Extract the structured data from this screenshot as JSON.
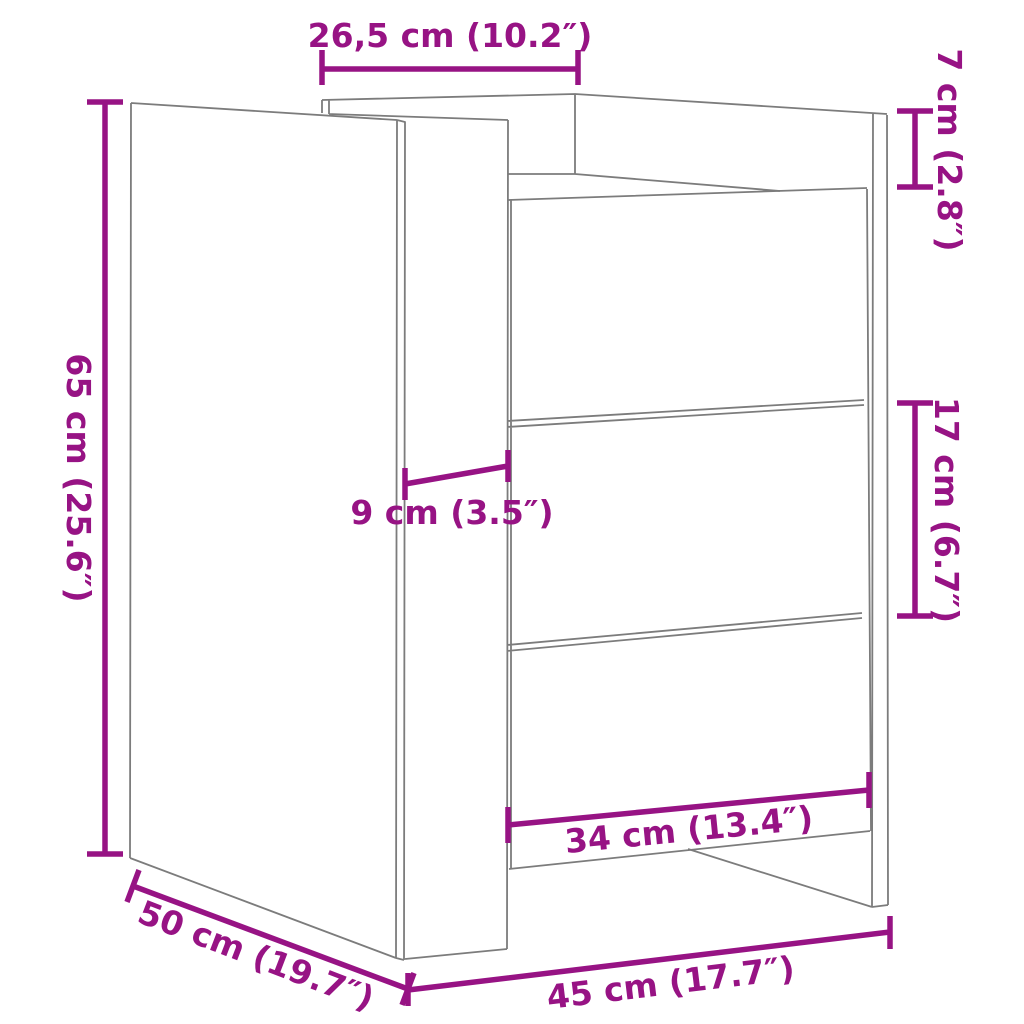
{
  "diagram": {
    "subject": "bedside cabinet with three drawers, perspective line drawing with dimension annotations",
    "background_color": "#ffffff",
    "line_color": "#7c7c7c",
    "dimension_color": "#971384",
    "dimensions": [
      {
        "name": "top-panel-depth",
        "label": "26,5 cm (10.2″)",
        "cm": "26,5",
        "inches": "10.2"
      },
      {
        "name": "top-rail-height",
        "label": "7 cm (2.8″)",
        "cm": "7",
        "inches": "2.8"
      },
      {
        "name": "overall-height",
        "label": "65 cm (25.6″)",
        "cm": "65",
        "inches": "25.6"
      },
      {
        "name": "side-panel-inset",
        "label": "9 cm (3.5″)",
        "cm": "9",
        "inches": "3.5"
      },
      {
        "name": "drawer-height",
        "label": "17 cm (6.7″)",
        "cm": "17",
        "inches": "6.7"
      },
      {
        "name": "drawer-width",
        "label": "34 cm (13.4″)",
        "cm": "34",
        "inches": "13.4"
      },
      {
        "name": "overall-depth",
        "label": "50 cm (19.7″)",
        "cm": "50",
        "inches": "19.7"
      },
      {
        "name": "overall-width",
        "label": "45 cm (17.7″)",
        "cm": "45",
        "inches": "17.7"
      }
    ]
  }
}
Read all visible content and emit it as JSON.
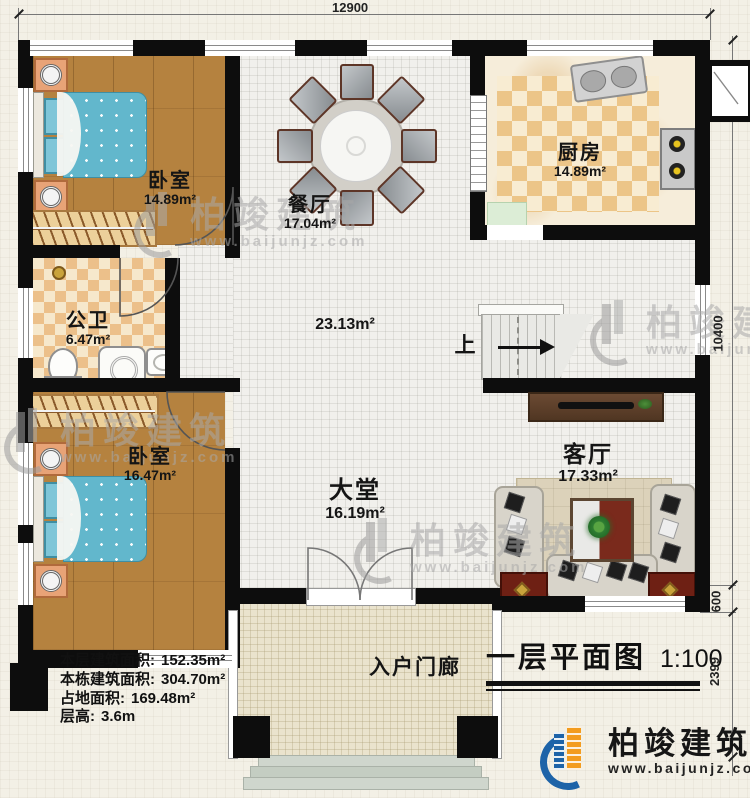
{
  "plan": {
    "sheet_title": "一层平面图",
    "scale": "1:100",
    "dims": {
      "top": "12900",
      "right_main": "10400",
      "right_step": "600",
      "right_porch": "2399"
    },
    "rooms": {
      "bedroom1": {
        "name": "卧室",
        "area": "14.89m²"
      },
      "dining": {
        "name": "餐厅",
        "area": "17.04m²"
      },
      "kitchen": {
        "name": "厨房",
        "area": "14.89m²"
      },
      "bath": {
        "name": "公卫",
        "area": "6.47m²"
      },
      "hall": {
        "area": "23.13m²"
      },
      "bedroom2": {
        "name": "卧室",
        "area": "16.47m²"
      },
      "lobby": {
        "name": "大堂",
        "area": "16.19m²"
      },
      "living": {
        "name": "客厅",
        "area": "17.33m²"
      },
      "porch": {
        "name": "入户门廊"
      },
      "stairs": {
        "up_label": "上"
      }
    },
    "stats": {
      "lines": [
        {
          "label": "本层建筑面积:",
          "value": "152.35m²"
        },
        {
          "label": "本栋建筑面积:",
          "value": "304.70m²"
        },
        {
          "label": "占地面积:",
          "value": "169.48m²"
        },
        {
          "label": "层高:",
          "value": "3.6m"
        }
      ]
    },
    "brand": {
      "name": "柏竣建筑",
      "url": "www.baijunjz.com"
    },
    "colors": {
      "wall": "#0d0d0d",
      "wood": "#b5823f",
      "blanket": "#62b7cc",
      "logo_blue": "#1d63a8",
      "logo_orange": "#f39c1f",
      "end_table_red": "#6e2014"
    }
  }
}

■ EXERCISE BRIEF
Give only the number of lines in the entries above that contain the string "JSON".

■ CORRECT OUTPUT
2